### THE TASK
Wherever the word "legend" appears in a line, extract that line.

[Excerpt from a dataset]
++++++++
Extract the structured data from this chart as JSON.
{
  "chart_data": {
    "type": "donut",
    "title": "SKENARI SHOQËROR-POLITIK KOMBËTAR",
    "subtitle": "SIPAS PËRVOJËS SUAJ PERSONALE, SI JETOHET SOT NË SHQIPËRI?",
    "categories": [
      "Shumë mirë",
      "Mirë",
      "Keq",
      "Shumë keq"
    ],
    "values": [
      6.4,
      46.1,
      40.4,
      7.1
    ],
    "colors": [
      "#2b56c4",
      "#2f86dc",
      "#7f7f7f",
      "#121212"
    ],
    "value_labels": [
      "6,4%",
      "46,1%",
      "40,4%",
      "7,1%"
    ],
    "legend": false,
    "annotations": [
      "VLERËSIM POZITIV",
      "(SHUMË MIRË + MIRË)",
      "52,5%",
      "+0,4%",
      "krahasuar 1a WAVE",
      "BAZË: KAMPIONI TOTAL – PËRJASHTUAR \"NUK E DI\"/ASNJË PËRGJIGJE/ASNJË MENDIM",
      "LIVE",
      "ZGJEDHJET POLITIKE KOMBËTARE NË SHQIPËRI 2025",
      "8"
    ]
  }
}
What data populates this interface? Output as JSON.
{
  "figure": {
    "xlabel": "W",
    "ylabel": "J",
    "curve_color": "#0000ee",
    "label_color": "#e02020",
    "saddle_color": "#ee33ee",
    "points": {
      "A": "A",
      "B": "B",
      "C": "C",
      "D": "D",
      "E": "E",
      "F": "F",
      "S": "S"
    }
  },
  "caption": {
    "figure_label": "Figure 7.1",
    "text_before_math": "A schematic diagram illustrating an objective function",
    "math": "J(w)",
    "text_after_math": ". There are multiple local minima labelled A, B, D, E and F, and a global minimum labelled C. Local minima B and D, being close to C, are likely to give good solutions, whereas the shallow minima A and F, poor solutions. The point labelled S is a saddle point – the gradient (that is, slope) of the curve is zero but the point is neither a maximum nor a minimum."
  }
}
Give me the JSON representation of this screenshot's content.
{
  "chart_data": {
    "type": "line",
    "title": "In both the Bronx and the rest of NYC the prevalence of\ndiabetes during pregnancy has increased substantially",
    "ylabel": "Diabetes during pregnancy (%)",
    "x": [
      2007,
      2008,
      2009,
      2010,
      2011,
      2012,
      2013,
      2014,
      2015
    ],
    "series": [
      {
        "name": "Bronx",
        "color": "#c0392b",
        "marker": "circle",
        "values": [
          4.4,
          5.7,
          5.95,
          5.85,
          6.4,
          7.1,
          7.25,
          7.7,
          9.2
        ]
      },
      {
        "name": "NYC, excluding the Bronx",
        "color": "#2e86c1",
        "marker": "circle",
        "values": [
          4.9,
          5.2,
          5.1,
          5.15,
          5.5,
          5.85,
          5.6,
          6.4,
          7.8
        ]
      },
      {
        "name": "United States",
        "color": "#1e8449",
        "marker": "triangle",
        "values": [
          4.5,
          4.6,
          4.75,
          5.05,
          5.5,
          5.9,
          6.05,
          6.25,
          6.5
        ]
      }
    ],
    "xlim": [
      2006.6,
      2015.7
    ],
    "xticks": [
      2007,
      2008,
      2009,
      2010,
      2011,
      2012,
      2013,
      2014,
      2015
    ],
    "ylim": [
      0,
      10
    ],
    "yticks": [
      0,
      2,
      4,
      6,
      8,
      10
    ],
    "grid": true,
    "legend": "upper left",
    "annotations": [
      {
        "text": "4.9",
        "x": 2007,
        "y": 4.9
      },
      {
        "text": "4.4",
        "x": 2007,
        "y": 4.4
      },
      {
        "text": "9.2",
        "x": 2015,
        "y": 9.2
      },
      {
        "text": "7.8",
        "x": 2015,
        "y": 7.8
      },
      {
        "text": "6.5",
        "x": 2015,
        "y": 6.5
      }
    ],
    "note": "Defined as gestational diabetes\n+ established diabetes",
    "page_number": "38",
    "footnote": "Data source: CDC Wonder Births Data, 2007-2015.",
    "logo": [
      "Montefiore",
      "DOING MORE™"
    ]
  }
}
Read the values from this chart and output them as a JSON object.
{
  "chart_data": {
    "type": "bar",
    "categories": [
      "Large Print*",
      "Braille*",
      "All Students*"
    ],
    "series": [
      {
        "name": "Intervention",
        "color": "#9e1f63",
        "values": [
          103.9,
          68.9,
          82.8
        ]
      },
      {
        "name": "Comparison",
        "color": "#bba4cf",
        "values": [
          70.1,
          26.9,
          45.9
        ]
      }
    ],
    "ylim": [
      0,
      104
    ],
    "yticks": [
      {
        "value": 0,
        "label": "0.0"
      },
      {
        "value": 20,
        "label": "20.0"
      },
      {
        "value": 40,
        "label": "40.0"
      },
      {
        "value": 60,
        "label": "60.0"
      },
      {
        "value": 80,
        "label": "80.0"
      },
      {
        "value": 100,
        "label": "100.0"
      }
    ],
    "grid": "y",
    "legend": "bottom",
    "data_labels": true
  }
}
++++++++
### WRITTEN SOLUTION
    "legend": false,
    "legend": "upper left",
    "legend": "bottom",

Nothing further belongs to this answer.